Stuart Guterman, Ph.D., vice president for Medicare and cost control at the Commonwealth Fund, said it’s one of the lesser-known elements of Medicare’s history that the law became an impetus to overcoming racial barriers for both patients and physicians.
Changing payment incentives
Medicare payments opened up a significant new stream of revenue for hospitals that made desegregation more palatable. But hospitals weren’t the only ones who benefited financially from the new program.
Despite the American Medical Association’s fight against the creation of Medicare, during which officials famously decried the program as “socialized medicine,” physicians were financial winners under the new law, at least at first.
Much like hospitals, doctors got paid for the first time for treating patients who they had previously seen as charity care. And, in those early years of the Medicare program, the government paid on a charge basis. The result was that Medicare spending was quickly out of control.
Cost controls were added first for hospital care. In 1983, Medicare adopted the inpatient hospital prospective payment system, which replaced hospitals’ cost-based payments with the diagnosis-related group (DRG) system.
“Changing the notion of what hospitals did from each individual service or each individual day to the hospital stay, really changed the way hospital care was looked at,” Dr. Guterman said.
It took somewhat longer for federal health officials to tackle payment on the physician side. Throughout the 1980s, Congress froze physician payment rates in an effort to address rising costs. In 1984, Congress established the Participating Physicians’ Program, which required physicians to accept assignment for all Medicare patients and services rather than on a service-by-service basis. It also barred balance billing of Medicare beneficiaries.
In 1989, Congress made the most significant change yet to physician payment, creating the Resource-Based Relative Value Scale (RBRVS) under the Omnibus Budget Reconciliation Act. Medicare officials used the new RBRVS to establish a standardized physician payment schedule in 1992. Under the new system, payments were determined by calculating the costs of physician work, practice expenses, and professional liability insurance. Payments are then adjusted by a conversion factor and geographic cost differences.

▶ [PROVIDED RECORDS]
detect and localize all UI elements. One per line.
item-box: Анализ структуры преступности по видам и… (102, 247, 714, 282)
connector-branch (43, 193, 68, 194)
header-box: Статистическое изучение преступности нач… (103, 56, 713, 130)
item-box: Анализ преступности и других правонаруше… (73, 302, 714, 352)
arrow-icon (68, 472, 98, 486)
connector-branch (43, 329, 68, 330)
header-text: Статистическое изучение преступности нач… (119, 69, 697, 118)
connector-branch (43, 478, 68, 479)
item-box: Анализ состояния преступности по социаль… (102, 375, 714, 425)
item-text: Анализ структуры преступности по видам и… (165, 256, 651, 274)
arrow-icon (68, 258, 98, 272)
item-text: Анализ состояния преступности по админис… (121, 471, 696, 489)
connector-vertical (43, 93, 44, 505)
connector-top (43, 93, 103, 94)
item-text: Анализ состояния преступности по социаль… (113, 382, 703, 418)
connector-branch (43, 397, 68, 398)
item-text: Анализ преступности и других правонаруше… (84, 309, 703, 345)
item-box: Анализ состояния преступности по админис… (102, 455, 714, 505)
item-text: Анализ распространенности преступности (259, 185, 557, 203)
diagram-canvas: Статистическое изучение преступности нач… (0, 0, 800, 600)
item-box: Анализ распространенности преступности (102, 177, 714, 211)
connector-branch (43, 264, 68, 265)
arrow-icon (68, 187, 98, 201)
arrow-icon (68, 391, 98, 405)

▶ [ASSIGNED TASK]
Print the portion of the Medicare passage that begins at the words "Cost controls were" and stops after "of Medicare beneficiaries.", word for word.

▶ [TASK RESPONSE]
Cost controls were added first for hospital care. In 1983, Medicare adopted the inpatient hospital prospective payment system, which replaced hospitals’ cost-based payments with the diagnosis-related group (DRG) system.
“Changing the notion of what hospitals did from each individual service or each individual day to the hospital stay, really changed the way hospital care was looked at,” Dr. Guterman said.
It took somewhat longer for federal health officials to tackle payment on the physician side. Throughout the 1980s, Congress froze physician payment rates in an effort to address rising costs. In 1984, Congress established the Participating Physicians’ Program, which required physicians to accept assignment for all Medicare patients and services rather than on a service-by-service basis. It also barred balance billing of Medicare beneficiaries.